# YOUR GOAL
Find every line in the records below that contains the word "Output", and copy each such line.

# GIVEN RECORDS
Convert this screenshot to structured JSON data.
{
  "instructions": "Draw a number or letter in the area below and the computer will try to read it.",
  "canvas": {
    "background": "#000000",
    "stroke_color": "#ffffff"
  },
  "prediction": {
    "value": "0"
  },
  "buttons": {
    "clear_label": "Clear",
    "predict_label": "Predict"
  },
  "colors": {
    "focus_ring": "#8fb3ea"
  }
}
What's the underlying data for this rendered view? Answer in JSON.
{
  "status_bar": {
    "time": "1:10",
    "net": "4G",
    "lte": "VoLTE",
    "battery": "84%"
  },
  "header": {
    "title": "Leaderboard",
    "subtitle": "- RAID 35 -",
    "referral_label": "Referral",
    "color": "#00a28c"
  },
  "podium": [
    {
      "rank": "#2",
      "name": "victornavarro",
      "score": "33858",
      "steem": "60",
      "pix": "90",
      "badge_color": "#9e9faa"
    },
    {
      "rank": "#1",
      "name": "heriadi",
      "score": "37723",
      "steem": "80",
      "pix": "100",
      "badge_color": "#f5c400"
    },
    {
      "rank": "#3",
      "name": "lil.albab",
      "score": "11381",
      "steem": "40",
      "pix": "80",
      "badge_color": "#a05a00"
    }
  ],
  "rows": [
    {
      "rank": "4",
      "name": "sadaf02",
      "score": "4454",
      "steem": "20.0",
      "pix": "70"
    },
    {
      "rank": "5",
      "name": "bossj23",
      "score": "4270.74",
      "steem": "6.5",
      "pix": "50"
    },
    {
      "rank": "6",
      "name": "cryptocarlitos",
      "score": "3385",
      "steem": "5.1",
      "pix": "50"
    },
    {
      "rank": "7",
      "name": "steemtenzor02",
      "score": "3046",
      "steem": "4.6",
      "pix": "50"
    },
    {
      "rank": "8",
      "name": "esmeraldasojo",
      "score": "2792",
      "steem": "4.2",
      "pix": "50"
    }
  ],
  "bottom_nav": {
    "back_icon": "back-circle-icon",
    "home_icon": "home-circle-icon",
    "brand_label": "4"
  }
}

...

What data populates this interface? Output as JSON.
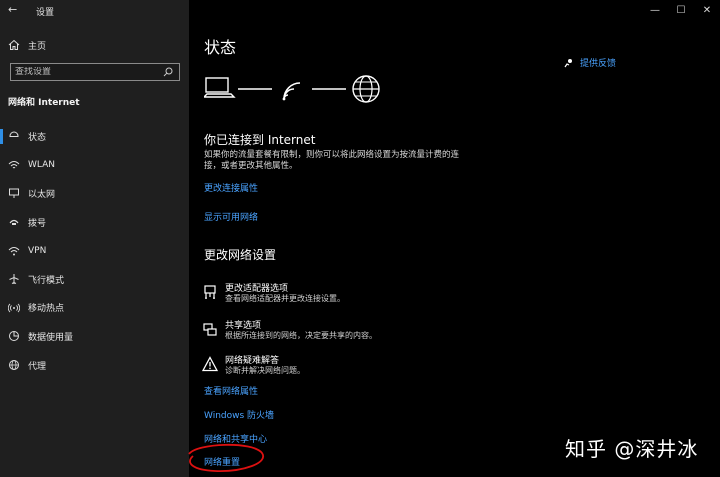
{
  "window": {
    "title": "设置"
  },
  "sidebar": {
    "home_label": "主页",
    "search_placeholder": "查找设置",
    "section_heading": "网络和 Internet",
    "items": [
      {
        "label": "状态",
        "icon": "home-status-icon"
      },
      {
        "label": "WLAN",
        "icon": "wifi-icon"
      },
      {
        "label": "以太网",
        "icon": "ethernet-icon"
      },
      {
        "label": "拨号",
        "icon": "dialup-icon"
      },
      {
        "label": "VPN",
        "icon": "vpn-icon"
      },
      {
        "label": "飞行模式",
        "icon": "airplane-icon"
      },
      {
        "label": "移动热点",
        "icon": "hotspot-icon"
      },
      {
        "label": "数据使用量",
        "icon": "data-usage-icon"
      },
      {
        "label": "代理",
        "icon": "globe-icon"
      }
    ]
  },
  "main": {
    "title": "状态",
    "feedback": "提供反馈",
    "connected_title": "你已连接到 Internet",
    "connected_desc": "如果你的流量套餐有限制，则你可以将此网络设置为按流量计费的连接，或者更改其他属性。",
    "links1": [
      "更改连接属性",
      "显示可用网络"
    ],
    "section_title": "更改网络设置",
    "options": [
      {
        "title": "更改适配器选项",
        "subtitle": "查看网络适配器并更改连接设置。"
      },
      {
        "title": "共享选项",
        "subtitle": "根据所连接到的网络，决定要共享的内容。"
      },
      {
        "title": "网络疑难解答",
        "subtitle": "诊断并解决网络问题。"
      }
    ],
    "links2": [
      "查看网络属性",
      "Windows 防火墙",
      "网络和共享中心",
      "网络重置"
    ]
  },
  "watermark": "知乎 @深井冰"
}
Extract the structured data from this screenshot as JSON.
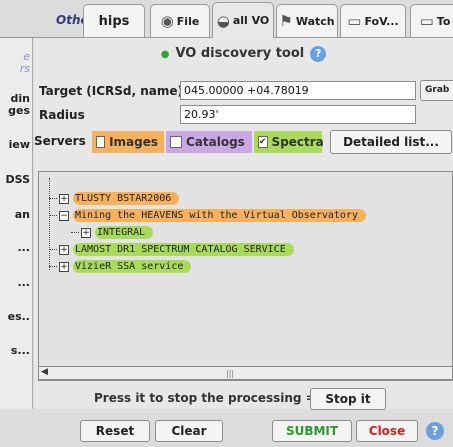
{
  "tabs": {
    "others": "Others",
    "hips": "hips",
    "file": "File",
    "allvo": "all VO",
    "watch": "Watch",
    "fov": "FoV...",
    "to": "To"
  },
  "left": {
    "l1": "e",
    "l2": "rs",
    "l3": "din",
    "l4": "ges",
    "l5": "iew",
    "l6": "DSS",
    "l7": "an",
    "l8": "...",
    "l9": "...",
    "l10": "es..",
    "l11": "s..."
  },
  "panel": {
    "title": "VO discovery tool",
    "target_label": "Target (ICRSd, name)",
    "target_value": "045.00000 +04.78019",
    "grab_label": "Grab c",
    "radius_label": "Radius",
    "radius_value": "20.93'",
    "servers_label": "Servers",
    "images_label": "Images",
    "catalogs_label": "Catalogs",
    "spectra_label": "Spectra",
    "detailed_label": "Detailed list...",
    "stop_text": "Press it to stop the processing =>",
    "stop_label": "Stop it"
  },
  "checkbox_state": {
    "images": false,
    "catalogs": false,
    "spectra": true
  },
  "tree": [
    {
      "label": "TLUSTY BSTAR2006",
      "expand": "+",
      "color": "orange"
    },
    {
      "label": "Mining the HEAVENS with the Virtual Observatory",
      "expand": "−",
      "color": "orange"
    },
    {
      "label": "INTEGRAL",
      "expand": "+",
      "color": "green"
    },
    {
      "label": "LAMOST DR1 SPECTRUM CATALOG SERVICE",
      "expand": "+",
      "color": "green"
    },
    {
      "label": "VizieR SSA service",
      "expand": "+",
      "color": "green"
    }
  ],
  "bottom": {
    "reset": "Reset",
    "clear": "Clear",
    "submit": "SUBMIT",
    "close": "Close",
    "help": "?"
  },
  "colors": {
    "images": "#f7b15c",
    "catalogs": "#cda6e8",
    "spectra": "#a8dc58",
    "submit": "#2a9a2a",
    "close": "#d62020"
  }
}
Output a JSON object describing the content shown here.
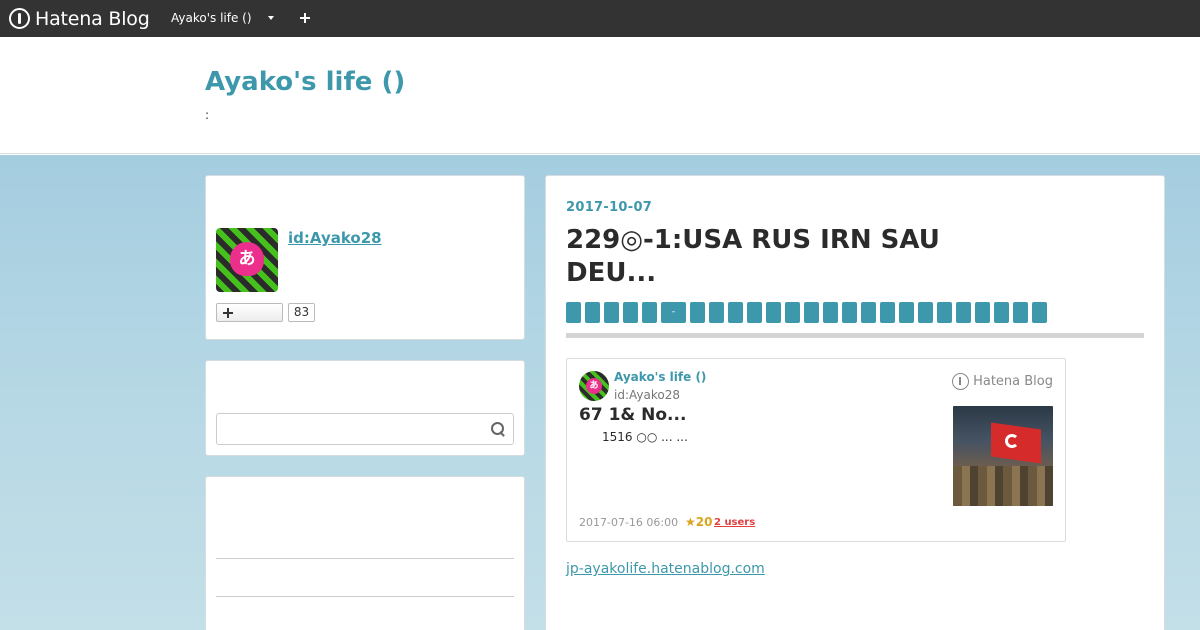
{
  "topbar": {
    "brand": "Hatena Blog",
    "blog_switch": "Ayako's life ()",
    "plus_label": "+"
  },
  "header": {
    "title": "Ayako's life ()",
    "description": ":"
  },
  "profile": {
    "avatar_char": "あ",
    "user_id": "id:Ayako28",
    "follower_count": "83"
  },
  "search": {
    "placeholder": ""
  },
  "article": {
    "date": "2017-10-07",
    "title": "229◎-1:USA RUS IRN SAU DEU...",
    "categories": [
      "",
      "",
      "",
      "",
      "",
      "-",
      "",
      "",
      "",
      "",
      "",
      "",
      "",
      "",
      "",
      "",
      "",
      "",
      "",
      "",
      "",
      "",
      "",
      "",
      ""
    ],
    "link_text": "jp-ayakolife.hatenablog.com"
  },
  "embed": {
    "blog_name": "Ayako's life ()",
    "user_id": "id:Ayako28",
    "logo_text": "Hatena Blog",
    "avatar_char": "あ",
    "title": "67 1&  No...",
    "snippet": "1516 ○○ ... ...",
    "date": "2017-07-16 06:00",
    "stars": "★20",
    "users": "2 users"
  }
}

* * *

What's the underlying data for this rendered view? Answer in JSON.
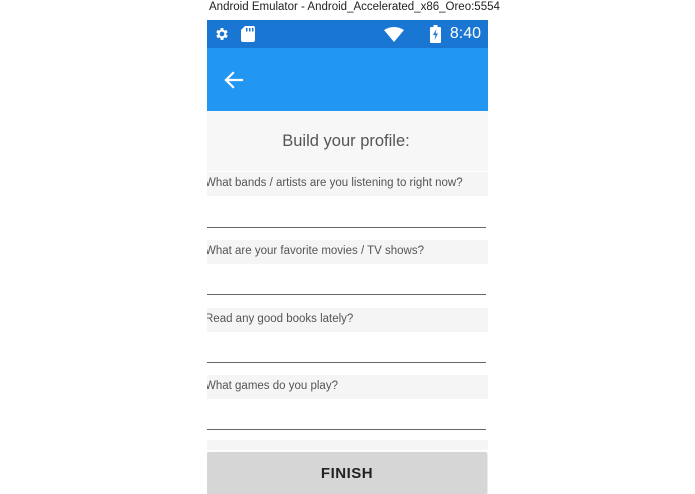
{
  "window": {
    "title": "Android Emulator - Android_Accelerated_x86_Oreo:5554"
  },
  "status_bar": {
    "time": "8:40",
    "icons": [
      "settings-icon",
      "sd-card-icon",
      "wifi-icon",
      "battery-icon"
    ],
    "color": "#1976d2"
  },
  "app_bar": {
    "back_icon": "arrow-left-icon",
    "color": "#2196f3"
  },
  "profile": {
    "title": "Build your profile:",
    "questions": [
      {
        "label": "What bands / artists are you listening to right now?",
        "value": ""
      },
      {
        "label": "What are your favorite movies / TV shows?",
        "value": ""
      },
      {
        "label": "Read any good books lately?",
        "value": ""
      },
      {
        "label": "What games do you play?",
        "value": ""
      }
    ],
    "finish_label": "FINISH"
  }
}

# RESPONSE BELOW
What data populates this interface? Output as JSON.
Output a JSON object describing the content shown here.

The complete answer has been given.